Repeat the listing in full, preserving every character.

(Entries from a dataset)
────────

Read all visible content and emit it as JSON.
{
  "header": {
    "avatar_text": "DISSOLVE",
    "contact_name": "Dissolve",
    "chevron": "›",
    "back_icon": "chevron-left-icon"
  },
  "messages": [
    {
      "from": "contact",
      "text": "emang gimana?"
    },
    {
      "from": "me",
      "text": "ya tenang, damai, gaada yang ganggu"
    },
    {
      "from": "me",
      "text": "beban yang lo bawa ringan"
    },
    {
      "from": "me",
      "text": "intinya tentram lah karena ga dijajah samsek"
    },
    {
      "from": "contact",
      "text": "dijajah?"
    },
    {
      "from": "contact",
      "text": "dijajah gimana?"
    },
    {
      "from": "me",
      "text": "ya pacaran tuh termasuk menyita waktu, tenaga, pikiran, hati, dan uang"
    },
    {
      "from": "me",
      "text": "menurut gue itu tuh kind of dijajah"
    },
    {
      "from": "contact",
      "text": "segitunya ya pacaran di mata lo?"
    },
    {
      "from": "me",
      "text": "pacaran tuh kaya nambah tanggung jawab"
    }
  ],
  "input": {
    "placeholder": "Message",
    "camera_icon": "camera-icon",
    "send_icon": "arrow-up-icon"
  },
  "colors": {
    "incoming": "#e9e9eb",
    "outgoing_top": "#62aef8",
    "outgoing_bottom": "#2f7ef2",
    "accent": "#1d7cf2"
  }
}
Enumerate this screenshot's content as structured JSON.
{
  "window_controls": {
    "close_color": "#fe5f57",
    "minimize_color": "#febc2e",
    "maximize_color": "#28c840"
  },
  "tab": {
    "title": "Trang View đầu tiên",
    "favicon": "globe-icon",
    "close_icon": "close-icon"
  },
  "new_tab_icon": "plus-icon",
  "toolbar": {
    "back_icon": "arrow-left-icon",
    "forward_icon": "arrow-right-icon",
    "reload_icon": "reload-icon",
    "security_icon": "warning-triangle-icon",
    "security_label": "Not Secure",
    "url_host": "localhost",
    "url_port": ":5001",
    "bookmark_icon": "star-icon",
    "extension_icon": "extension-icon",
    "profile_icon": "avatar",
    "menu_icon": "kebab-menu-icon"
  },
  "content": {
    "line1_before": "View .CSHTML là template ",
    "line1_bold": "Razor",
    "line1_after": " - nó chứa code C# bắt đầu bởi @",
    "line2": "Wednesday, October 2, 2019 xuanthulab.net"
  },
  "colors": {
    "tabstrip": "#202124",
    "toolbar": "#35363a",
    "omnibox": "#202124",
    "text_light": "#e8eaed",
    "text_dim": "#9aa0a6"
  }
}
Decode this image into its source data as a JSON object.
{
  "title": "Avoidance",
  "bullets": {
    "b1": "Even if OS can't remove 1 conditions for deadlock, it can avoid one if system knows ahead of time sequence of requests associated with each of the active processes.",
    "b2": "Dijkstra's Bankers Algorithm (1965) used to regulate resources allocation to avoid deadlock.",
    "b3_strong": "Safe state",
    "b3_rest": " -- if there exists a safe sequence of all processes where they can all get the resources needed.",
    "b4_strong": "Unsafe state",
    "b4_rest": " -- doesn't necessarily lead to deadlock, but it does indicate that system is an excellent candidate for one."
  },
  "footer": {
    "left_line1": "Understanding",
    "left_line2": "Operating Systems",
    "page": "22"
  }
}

────────

> _Solved exercise_
Read all visible content and emit it as JSON.
{
  "header": {
    "avatar_text": "DISSOLVE",
    "contact_name": "Dissolve",
    "chevron": "›",
    "back_icon": "chevron-left-icon"
  },
  "messages": [
    {
      "from": "contact",
      "text": "emang gimana?"
    },
    {
      "from": "me",
      "text": "ya tenang, damai, gaada yang ganggu"
    },
    {
      "from": "me",
      "text": "beban yang lo bawa ringan"
    },
    {
      "from": "me",
      "text": "intinya tentram lah karena ga dijajah samsek"
    },
    {
      "from": "contact",
      "text": "dijajah?"
    },
    {
      "from": "contact",
      "text": "dijajah gimana?"
    },
    {
      "from": "me",
      "text": "ya pacaran tuh termasuk menyita waktu, tenaga, pikiran, hati, dan uang"
    },
    {
      "from": "me",
      "text": "menurut gue itu tuh kind of dijajah"
    },
    {
      "from": "contact",
      "text": "segitunya ya pacaran di mata lo?"
    },
    {
      "from": "me",
      "text": "pacaran tuh kaya nambah tanggung jawab"
    }
  ],
  "input": {
    "placeholder": "Message",
    "camera_icon": "camera-icon",
    "send_icon": "arrow-up-icon"
  },
  "colors": {
    "incoming": "#e9e9eb",
    "outgoing_top": "#62aef8",
    "outgoing_bottom": "#2f7ef2",
    "accent": "#1d7cf2"
  }
}
Enumerate this screenshot's content as structured JSON.
{
  "window_controls": {
    "close_color": "#fe5f57",
    "minimize_color": "#febc2e",
    "maximize_color": "#28c840"
  },
  "tab": {
    "title": "Trang View đầu tiên",
    "favicon": "globe-icon",
    "close_icon": "close-icon"
  },
  "new_tab_icon": "plus-icon",
  "toolbar": {
    "back_icon": "arrow-left-icon",
    "forward_icon": "arrow-right-icon",
    "reload_icon": "reload-icon",
    "security_icon": "warning-triangle-icon",
    "security_label": "Not Secure",
    "url_host": "localhost",
    "url_port": ":5001",
    "bookmark_icon": "star-icon",
    "extension_icon": "extension-icon",
    "profile_icon": "avatar",
    "menu_icon": "kebab-menu-icon"
  },
  "content": {
    "line1_before": "View .CSHTML là template ",
    "line1_bold": "Razor",
    "line1_after": " - nó chứa code C# bắt đầu bởi @",
    "line2": "Wednesday, October 2, 2019 xuanthulab.net"
  },
  "colors": {
    "tabstrip": "#202124",
    "toolbar": "#35363a",
    "omnibox": "#202124",
    "text_light": "#e8eaed",
    "text_dim": "#9aa0a6"
  }
}
Decode this image into its source data as a JSON object.
{
  "title": "Avoidance",
  "bullets": {
    "b1": "Even if OS can't remove 1 conditions for deadlock, it can avoid one if system knows ahead of time sequence of requests associated with each of the active processes.",
    "b2": "Dijkstra's Bankers Algorithm (1965) used to regulate resources allocation to avoid deadlock.",
    "b3_strong": "Safe state",
    "b3_rest": " -- if there exists a safe sequence of all processes where they can all get the resources needed.",
    "b4_strong": "Unsafe state",
    "b4_rest": " -- doesn't necessarily lead to deadlock, but it does indicate that system is an excellent candidate for one."
  },
  "footer": {
    "left_line1": "Understanding",
    "left_line2": "Operating Systems",
    "page": "22"
  }
}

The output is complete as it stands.